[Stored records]
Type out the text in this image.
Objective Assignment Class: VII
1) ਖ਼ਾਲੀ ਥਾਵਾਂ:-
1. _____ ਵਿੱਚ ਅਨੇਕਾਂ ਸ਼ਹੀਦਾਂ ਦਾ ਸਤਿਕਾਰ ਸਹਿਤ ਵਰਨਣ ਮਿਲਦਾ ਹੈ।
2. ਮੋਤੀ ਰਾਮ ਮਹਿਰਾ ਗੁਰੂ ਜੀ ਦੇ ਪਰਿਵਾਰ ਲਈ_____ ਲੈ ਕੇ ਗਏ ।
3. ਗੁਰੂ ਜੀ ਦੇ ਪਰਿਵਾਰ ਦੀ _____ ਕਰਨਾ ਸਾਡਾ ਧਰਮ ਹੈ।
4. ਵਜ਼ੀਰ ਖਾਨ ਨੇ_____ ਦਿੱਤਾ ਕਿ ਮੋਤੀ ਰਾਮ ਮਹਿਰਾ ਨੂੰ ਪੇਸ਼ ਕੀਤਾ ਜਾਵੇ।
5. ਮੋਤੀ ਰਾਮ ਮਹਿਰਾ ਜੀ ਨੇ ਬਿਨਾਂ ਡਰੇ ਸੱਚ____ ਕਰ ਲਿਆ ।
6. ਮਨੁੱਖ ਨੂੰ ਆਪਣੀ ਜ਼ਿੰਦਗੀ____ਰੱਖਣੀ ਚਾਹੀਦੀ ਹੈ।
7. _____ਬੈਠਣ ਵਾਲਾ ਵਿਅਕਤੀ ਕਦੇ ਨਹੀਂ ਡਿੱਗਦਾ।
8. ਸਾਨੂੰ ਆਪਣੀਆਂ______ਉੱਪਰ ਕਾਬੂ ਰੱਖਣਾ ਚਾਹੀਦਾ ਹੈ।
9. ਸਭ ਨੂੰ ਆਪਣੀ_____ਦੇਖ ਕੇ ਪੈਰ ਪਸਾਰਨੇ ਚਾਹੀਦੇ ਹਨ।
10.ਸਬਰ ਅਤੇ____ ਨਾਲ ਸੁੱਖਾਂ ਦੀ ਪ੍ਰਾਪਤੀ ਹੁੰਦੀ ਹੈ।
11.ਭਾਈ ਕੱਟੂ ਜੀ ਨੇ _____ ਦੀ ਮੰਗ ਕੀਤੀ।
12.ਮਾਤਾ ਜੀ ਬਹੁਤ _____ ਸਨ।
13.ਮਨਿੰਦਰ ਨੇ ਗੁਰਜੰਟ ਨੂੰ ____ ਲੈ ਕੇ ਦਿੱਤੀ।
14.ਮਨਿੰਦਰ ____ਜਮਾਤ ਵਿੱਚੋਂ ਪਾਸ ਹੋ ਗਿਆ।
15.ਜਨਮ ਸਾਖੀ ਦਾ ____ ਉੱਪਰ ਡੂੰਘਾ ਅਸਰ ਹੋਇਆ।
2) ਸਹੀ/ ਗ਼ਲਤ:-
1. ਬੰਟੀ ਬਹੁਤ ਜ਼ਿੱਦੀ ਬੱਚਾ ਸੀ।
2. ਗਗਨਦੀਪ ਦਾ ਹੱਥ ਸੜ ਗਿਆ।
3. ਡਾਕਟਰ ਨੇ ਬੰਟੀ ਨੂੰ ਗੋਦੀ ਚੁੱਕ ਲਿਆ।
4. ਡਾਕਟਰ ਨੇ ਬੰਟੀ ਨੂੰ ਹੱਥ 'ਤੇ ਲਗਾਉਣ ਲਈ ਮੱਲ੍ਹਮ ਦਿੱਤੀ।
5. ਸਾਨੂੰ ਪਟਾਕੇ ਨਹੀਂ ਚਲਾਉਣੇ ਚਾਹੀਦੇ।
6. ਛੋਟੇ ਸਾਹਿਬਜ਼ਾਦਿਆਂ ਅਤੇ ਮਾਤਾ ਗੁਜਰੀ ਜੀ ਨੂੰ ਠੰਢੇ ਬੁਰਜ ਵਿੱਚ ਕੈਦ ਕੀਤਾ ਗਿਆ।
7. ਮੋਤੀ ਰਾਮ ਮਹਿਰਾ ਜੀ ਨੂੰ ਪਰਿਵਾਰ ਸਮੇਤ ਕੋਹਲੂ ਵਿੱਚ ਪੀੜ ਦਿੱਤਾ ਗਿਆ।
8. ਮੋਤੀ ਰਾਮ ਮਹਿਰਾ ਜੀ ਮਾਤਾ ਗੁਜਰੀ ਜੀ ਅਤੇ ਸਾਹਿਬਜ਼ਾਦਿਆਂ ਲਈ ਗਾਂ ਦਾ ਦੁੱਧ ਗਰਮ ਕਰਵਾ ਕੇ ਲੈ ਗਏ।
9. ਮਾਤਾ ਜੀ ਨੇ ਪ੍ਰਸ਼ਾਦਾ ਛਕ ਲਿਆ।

**PROBLEM**
Print the records once more, exactly as they were given.

**CORRECT RESPONSE**
Type out the text in this image.
Objective Assignment Class: VII
1) ਖ਼ਾਲੀ ਥਾਵਾਂ:-
1. _____ ਵਿੱਚ ਅਨੇਕਾਂ ਸ਼ਹੀਦਾਂ ਦਾ ਸਤਿਕਾਰ ਸਹਿਤ ਵਰਨਣ ਮਿਲਦਾ ਹੈ।
2. ਮੋਤੀ ਰਾਮ ਮਹਿਰਾ ਗੁਰੂ ਜੀ ਦੇ ਪਰਿਵਾਰ ਲਈ_____ ਲੈ ਕੇ ਗਏ ।
3. ਗੁਰੂ ਜੀ ਦੇ ਪਰਿਵਾਰ ਦੀ _____ ਕਰਨਾ ਸਾਡਾ ਧਰਮ ਹੈ।
4. ਵਜ਼ੀਰ ਖਾਨ ਨੇ_____ ਦਿੱਤਾ ਕਿ ਮੋਤੀ ਰਾਮ ਮਹਿਰਾ ਨੂੰ ਪੇਸ਼ ਕੀਤਾ ਜਾਵੇ।
5. ਮੋਤੀ ਰਾਮ ਮਹਿਰਾ ਜੀ ਨੇ ਬਿਨਾਂ ਡਰੇ ਸੱਚ____ ਕਰ ਲਿਆ ।
6. ਮਨੁੱਖ ਨੂੰ ਆਪਣੀ ਜ਼ਿੰਦਗੀ____ਰੱਖਣੀ ਚਾਹੀਦੀ ਹੈ।
7. _____ਬੈਠਣ ਵਾਲਾ ਵਿਅਕਤੀ ਕਦੇ ਨਹੀਂ ਡਿੱਗਦਾ।
8. ਸਾਨੂੰ ਆਪਣੀਆਂ______ਉੱਪਰ ਕਾਬੂ ਰੱਖਣਾ ਚਾਹੀਦਾ ਹੈ।
9. ਸਭ ਨੂੰ ਆਪਣੀ_____ਦੇਖ ਕੇ ਪੈਰ ਪਸਾਰਨੇ ਚਾਹੀਦੇ ਹਨ।
10.ਸਬਰ ਅਤੇ____ ਨਾਲ ਸੁੱਖਾਂ ਦੀ ਪ੍ਰਾਪਤੀ ਹੁੰਦੀ ਹੈ।
11.ਭਾਈ ਕੱਟੂ ਜੀ ਨੇ _____ ਦੀ ਮੰਗ ਕੀਤੀ।
12.ਮਾਤਾ ਜੀ ਬਹੁਤ _____ ਸਨ।
13.ਮਨਿੰਦਰ ਨੇ ਗੁਰਜੰਟ ਨੂੰ ____ ਲੈ ਕੇ ਦਿੱਤੀ।
14.ਮਨਿੰਦਰ ____ਜਮਾਤ ਵਿੱਚੋਂ ਪਾਸ ਹੋ ਗਿਆ।
15.ਜਨਮ ਸਾਖੀ ਦਾ ____ ਉੱਪਰ ਡੂੰਘਾ ਅਸਰ ਹੋਇਆ।
2) ਸਹੀ/ ਗ਼ਲਤ:-
1. ਬੰਟੀ ਬਹੁਤ ਜ਼ਿੱਦੀ ਬੱਚਾ ਸੀ।
2. ਗਗਨਦੀਪ ਦਾ ਹੱਥ ਸੜ ਗਿਆ।
3. ਡਾਕਟਰ ਨੇ ਬੰਟੀ ਨੂੰ ਗੋਦੀ ਚੁੱਕ ਲਿਆ।
4. ਡਾਕਟਰ ਨੇ ਬੰਟੀ ਨੂੰ ਹੱਥ 'ਤੇ ਲਗਾਉਣ ਲਈ ਮੱਲ੍ਹਮ ਦਿੱਤੀ।
5. ਸਾਨੂੰ ਪਟਾਕੇ ਨਹੀਂ ਚਲਾਉਣੇ ਚਾਹੀਦੇ।
6. ਛੋਟੇ ਸਾਹਿਬਜ਼ਾਦਿਆਂ ਅਤੇ ਮਾਤਾ ਗੁਜਰੀ ਜੀ ਨੂੰ ਠੰਢੇ ਬੁਰਜ ਵਿੱਚ ਕੈਦ ਕੀਤਾ ਗਿਆ।
7. ਮੋਤੀ ਰਾਮ ਮਹਿਰਾ ਜੀ ਨੂੰ ਪਰਿਵਾਰ ਸਮੇਤ ਕੋਹਲੂ ਵਿੱਚ ਪੀੜ ਦਿੱਤਾ ਗਿਆ।
8. ਮੋਤੀ ਰਾਮ ਮਹਿਰਾ ਜੀ ਮਾਤਾ ਗੁਜਰੀ ਜੀ ਅਤੇ ਸਾਹਿਬਜ਼ਾਦਿਆਂ ਲਈ ਗਾਂ ਦਾ ਦੁੱਧ ਗਰਮ ਕਰਵਾ ਕੇ ਲੈ ਗਏ।
9. ਮਾਤਾ ਜੀ ਨੇ ਪ੍ਰਸ਼ਾਦਾ ਛਕ ਲਿਆ।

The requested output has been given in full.